Dataset items:
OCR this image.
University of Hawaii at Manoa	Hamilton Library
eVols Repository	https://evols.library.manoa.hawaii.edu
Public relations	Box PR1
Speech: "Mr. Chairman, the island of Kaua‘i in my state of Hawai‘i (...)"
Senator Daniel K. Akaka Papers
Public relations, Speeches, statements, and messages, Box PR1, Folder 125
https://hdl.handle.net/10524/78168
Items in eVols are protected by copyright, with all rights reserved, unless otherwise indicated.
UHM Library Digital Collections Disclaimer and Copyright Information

### [PROBLEM TO WORK ON]
Write out every line of the data that holds the word "relations".

### [COMPLETE OUTPUT]
Public relations	Box PR1
Public relations, Speeches, statements, and messages, Box PR1, Folder 125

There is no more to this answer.